Written request: All of the data below must be repeated exactly.

Information given:
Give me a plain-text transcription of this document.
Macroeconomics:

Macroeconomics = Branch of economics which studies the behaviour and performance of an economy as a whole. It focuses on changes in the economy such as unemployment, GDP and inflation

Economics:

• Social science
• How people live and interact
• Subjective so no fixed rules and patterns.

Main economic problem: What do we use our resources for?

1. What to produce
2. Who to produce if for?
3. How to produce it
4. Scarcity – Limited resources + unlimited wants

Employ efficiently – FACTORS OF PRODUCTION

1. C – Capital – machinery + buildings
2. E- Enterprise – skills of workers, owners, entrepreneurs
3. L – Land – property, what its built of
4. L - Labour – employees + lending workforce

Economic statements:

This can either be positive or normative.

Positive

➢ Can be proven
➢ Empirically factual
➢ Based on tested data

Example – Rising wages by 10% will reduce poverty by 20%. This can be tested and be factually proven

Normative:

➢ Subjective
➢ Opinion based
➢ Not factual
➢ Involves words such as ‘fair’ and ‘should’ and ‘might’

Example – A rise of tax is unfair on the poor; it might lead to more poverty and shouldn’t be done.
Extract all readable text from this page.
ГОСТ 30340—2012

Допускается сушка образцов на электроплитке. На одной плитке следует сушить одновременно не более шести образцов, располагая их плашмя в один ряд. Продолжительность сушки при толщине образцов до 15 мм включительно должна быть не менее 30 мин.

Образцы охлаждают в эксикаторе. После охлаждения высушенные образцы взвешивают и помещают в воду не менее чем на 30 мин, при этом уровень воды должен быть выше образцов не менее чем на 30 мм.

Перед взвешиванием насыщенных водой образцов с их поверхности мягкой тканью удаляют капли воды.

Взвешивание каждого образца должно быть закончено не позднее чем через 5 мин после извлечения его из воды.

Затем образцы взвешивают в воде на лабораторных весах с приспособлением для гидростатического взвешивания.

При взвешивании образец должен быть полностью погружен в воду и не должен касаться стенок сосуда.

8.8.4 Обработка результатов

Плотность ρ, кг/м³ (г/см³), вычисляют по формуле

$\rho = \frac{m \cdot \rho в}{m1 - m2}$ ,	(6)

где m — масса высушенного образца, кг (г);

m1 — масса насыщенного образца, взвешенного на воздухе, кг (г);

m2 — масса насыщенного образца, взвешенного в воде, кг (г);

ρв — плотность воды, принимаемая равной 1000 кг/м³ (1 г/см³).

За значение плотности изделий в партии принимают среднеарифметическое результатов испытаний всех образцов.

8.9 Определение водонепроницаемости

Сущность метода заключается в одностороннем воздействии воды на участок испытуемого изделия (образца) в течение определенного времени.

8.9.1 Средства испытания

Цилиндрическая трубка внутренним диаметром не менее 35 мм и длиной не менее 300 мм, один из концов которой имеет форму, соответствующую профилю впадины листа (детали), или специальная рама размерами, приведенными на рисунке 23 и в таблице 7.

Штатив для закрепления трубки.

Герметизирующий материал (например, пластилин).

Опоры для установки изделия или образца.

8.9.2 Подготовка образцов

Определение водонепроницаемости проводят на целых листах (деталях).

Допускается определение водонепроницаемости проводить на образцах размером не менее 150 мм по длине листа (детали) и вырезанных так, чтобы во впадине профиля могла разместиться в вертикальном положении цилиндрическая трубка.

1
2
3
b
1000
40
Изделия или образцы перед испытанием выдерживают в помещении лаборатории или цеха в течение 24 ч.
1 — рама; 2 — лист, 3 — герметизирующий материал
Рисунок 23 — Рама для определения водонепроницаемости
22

Written solution:
Give me a plain-text transcription of this document.
Macroeconomics:

Macroeconomics = Branch of economics which studies the behaviour and performance of an economy as a whole. It focuses on changes in the economy such as unemployment, GDP and inflation

Economics:

• Social science
• How people live and interact
• Subjective so no fixed rules and patterns.

Main economic problem: What do we use our resources for?

1. What to produce
2. Who to produce if for?
3. How to produce it
4. Scarcity – Limited resources + unlimited wants

Employ efficiently – FACTORS OF PRODUCTION

1. C – Capital – machinery + buildings
2. E- Enterprise – skills of workers, owners, entrepreneurs
3. L – Land – property, what its built of
4. L - Labour – employees + lending workforce

Economic statements:

This can either be positive or normative.

Positive

➢ Can be proven
➢ Empirically factual
➢ Based on tested data

Example – Rising wages by 10% will reduce poverty by 20%. This can be tested and be factually proven

Normative:

➢ Subjective
➢ Opinion based
➢ Not factual
➢ Involves words such as ‘fair’ and ‘should’ and ‘might’

Example – A rise of tax is unfair on the poor; it might lead to more poverty and shouldn’t be done.
Extract all readable text from this page.
ГОСТ 30340—2012

Допускается сушка образцов на электроплитке. На одной плитке следует сушить одновременно не более шести образцов, располагая их плашмя в один ряд. Продолжительность сушки при толщине образцов до 15 мм включительно должна быть не менее 30 мин.

Образцы охлаждают в эксикаторе. После охлаждения высушенные образцы взвешивают и помещают в воду не менее чем на 30 мин, при этом уровень воды должен быть выше образцов не менее чем на 30 мм.

Перед взвешиванием насыщенных водой образцов с их поверхности мягкой тканью удаляют капли воды.

Взвешивание каждого образца должно быть закончено не позднее чем через 5 мин после извлечения его из воды.

Затем образцы взвешивают в воде на лабораторных весах с приспособлением для гидростатического взвешивания.

При взвешивании образец должен быть полностью погружен в воду и не должен касаться стенок сосуда.

8.8.4 Обработка результатов

Плотность ρ, кг/м³ (г/см³), вычисляют по формуле

$\rho = \frac{m \cdot \rho в}{m1 - m2}$ ,	(6)

где m — масса высушенного образца, кг (г);

m1 — масса насыщенного образца, взвешенного на воздухе, кг (г);

m2 — масса насыщенного образца, взвешенного в воде, кг (г);

ρв — плотность воды, принимаемая равной 1000 кг/м³ (1 г/см³).

За значение плотности изделий в партии принимают среднеарифметическое результатов испытаний всех образцов.

8.9 Определение водонепроницаемости

Сущность метода заключается в одностороннем воздействии воды на участок испытуемого изделия (образца) в течение определенного времени.

8.9.1 Средства испытания

Цилиндрическая трубка внутренним диаметром не менее 35 мм и длиной не менее 300 мм, один из концов которой имеет форму, соответствующую профилю впадины листа (детали), или специальная рама размерами, приведенными на рисунке 23 и в таблице 7.

Штатив для закрепления трубки.

Герметизирующий материал (например, пластилин).

Опоры для установки изделия или образца.

8.9.2 Подготовка образцов

Определение водонепроницаемости проводят на целых листах (деталях).

Допускается определение водонепроницаемости проводить на образцах размером не менее 150 мм по длине листа (детали) и вырезанных так, чтобы во впадине профиля могла разместиться в вертикальном положении цилиндрическая трубка.

1
2
3
b
1000
40
Изделия или образцы перед испытанием выдерживают в помещении лаборатории или цеха в течение 24 ч.
1 — рама; 2 — лист, 3 — герметизирующий материал
Рисунок 23 — Рама для определения водонепроницаемости
22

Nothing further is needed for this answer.